▸ Exercises to complete
a - Reproduce the part of the commit diff that opens with the words containing "from tensorflow_cloud.tuner import" and closes with "read gzip'ed files.".
b - For the commit diff, decide whether each statement agrees with the text, answering yes or no and quoting the words that settle it: (i) The typing import is changed so that List is imported along with Text. (ii) The docstring of _gzip_reader_fn describes filenames as a single path to one input file. (iii) The commit was made in March 2021.
c - Extend the commit diff for the serialization of input file URIs and the transform graph path, picking up right after its last line.

▸ Provided passage
■ ■ ■ ■ ■ ■ ■
Implement serialization/deserialization of input files uri and transform_graph_path to generate datasets at remote jobs and fix validation metrics reporting issue.

yinghsienwu · Tensorflow Cloud maintainers · commit 4fda0d802e72 · 2021-03-29T10:33:53.000-07:00
PiperOrigin-RevId: 365607658
diff --git a/src/python/dependencies.py b/src/python/dependencies.py
@@ -26,6 +26,7 @@ def make_required_install_packages():
         "tensorboard>=2.3.0",
         "tensorflow>=1.15.0,<3.0",
         "tensorflow_datasets<3.1.0",
+        "tensorflow_transform",
     ]
 
 
diff --git a/src/python/tensorflow_cloud/tuner/cloud_fit_remote.py b/src/python/tensorflow_cloud/tuner/cloud_fit_remote.py
@@ -21,13 +21,14 @@
 
 import os
 import pickle
-from typing import Text
+from typing import List, Text
 from absl import app
 from absl import flags
 from absl import logging
 
 import tensorflow as tf
 import tensorflow_datasets as tfds
+import tensorflow_transform as tft
 
 from tensorflow_cloud.tuner import cloud_fit_utils
 
@@ -50,6 +51,53 @@
 )
 
 
+def _transformed_name(key):
+    return key + "_xf"
+
+
+# TODO(b/183734637) Consiger using TFXIO to ingest data
+def _gzip_reader_fn(filenames: List[Text]):
+    """Small utility returning a record reader that can read gzip'ed files.
+
+    Args:
+        filenames: List of paths or patterns of input tfrecord files.
+    Returns:
+        A reader function to read upstream ExampleGen artifacts from GCS and by
+        default they are gzip'ed TF.Records files.
+    """
■ ■ ■ ■ ■ ■ ■
▸ Supplied records
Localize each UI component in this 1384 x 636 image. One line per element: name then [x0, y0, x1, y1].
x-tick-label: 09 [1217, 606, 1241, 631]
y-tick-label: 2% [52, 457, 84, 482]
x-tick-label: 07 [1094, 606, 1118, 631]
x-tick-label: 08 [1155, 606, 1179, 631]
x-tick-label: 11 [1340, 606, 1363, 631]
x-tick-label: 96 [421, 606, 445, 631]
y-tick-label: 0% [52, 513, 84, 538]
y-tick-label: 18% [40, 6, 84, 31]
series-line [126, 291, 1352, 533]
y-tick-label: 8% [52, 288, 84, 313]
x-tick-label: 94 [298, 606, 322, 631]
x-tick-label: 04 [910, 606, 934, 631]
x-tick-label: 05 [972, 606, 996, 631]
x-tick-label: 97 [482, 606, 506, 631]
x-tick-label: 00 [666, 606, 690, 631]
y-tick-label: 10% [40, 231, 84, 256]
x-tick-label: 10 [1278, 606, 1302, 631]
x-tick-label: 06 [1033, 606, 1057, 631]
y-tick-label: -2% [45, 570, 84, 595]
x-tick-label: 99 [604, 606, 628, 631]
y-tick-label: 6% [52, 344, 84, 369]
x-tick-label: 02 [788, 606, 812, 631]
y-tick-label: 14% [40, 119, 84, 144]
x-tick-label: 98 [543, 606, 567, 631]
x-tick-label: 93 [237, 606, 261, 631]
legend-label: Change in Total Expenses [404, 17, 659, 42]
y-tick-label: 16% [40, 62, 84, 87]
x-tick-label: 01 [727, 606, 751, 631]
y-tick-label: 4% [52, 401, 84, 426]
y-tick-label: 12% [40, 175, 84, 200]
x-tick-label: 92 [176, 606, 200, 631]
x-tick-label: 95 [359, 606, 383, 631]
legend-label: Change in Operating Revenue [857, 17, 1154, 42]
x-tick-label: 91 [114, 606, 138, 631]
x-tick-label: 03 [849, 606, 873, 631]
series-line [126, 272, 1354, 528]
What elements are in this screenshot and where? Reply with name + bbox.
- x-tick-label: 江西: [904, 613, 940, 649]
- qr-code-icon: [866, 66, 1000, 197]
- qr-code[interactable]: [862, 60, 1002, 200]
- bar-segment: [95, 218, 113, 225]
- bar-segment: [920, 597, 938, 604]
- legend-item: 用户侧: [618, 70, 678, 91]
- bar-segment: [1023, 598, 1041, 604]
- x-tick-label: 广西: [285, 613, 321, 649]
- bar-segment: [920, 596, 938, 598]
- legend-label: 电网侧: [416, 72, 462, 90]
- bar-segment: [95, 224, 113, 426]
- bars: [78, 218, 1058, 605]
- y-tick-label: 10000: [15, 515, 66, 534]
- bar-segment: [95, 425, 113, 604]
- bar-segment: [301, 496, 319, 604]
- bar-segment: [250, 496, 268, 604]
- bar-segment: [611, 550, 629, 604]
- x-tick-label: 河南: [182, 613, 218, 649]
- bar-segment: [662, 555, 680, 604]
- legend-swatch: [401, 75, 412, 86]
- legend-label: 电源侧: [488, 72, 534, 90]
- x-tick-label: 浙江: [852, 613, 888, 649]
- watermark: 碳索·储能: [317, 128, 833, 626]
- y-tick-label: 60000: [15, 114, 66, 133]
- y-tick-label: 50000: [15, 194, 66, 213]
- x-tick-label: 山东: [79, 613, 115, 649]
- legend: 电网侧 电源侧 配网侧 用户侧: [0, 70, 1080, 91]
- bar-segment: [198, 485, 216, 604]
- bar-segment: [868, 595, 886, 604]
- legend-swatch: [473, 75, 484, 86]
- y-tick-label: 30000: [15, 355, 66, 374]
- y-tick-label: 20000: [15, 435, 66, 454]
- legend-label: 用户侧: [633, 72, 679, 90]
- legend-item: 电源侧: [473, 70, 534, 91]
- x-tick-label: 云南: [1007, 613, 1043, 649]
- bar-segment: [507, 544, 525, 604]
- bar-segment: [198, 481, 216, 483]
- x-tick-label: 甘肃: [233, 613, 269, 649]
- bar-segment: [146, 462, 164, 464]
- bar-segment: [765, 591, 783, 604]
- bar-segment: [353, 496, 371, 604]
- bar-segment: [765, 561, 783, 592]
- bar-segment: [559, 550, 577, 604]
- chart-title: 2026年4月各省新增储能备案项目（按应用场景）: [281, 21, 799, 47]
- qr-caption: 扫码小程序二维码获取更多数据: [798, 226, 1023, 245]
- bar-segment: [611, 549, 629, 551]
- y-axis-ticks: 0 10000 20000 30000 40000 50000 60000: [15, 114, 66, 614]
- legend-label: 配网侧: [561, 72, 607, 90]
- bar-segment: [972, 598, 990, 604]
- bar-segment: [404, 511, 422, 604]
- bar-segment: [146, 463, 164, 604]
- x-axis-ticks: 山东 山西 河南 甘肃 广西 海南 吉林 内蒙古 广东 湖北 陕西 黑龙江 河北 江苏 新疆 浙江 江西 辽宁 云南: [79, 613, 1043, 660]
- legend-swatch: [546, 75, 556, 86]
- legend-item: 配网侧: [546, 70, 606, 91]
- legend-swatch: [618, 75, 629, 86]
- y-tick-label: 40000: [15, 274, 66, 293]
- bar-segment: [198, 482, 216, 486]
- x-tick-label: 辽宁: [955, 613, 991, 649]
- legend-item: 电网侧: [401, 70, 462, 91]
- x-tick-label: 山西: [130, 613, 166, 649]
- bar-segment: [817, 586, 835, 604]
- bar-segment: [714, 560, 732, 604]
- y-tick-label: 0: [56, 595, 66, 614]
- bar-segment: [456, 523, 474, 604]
■ ■ ■ ■ ■ ■ ■
▸ Responses per task
a -
from tensorflow_cloud.tuner import cloud_fit_utils
 
@@ -50,6 +51,53 @@
 )
 
 
+def _transformed_name(key):
+    return key + "_xf"
+
+
+# TODO(b/183734637) Consiger using TFXIO to ingest data
+def _gzip_reader_fn(filenames: List[Text]):
+    """Small utility returning a record reader that can read gzip'ed files.

b -
(i) Yes: "from typing import List, Text"
(ii) No: "List of paths or patterns of input tfrecord files."
(iii) Yes: "2021-03-29T10:33:53.000-07:00"

c -
+    return tf.data.TFRecordDataset(filenames, compression_type="GZIP")
+
+
+def _input_fn(file_pattern: List[Text],
+              tf_transform_output: tft.TFTransformOutput,
+              label_key: str,
+              batch_size: int = 200) -> tf.data.Dataset:
+    """Generates features and label for tuning/training.
+
+    Args:
+        file_pattern: List of paths or patterns of input tfrecord files.
+        tf_transform_output: A TFTransformOutput.
+        label_key: label key.
+        batch_size: representing the number of consecutive elements of returned
+          dataset to combine in a single batch
+
+    Returns:
+        A dataset that contains (features, indices) tuple where features is a
+        dictionary of Tensors, and indices is a single Tensor of label indices.
+    """
+    transformed_feature_spec = (
+        tf_transform_output.transformed_feature_spec().copy())
+
+    dataset = tf.data.experimental.make_batched_features_dataset(
+        file_pattern=file_pattern,
+        batch_size=batch_size,
+        features=transformed_feature_spec,
+        reader=_gzip_reader_fn,
+        label_key=_transformed_name(label_key))
+
+    return dataset
+
+
 def main(unused_argv):
     logging.set_verbosity(logging.INFO)
     if FLAGS.distribution_strategy not in SUPPORTED_DISTRIBUTION_STRATEGIES:
@@ -95,7 +143,66 @@ def run(
 
         fit_kwargs = {}
         if hasattr(training_assets_graph, "fit_kwargs_fn"):
-            fit_kwargs = tfds.as_numpy(training_assets_graph.fit_kwargs_fn())
+            # Specific fit_kwargs required for TFX tuner_fn.
+            train_files = None
+            eval_files = None
+            transform_graph = None
+            label_key = None
+            train_batch_size = None
+            eval_batch_size = None
+            if "label_key" in training_assets_graph.fit_kwargs_fn():
+                label_key_byte = tfds.as_numpy(
+                    training_assets_graph.fit_kwargs_fn()["label_key"])
+                label_key = label_key_byte.decode("ASCII")
+            if "transform_graph_path" in training_assets_graph.fit_kwargs_fn():
+                transform_graph_path = tfds.as_numpy(
+                    training_assets_graph.fit_kwargs_fn(
+                        )["transform_graph_path"])
+                # Decode the path from byte to string object.
+                transform_graph = tft.TFTransformOutput(
+                    transform_graph_path.decode("ASCII"))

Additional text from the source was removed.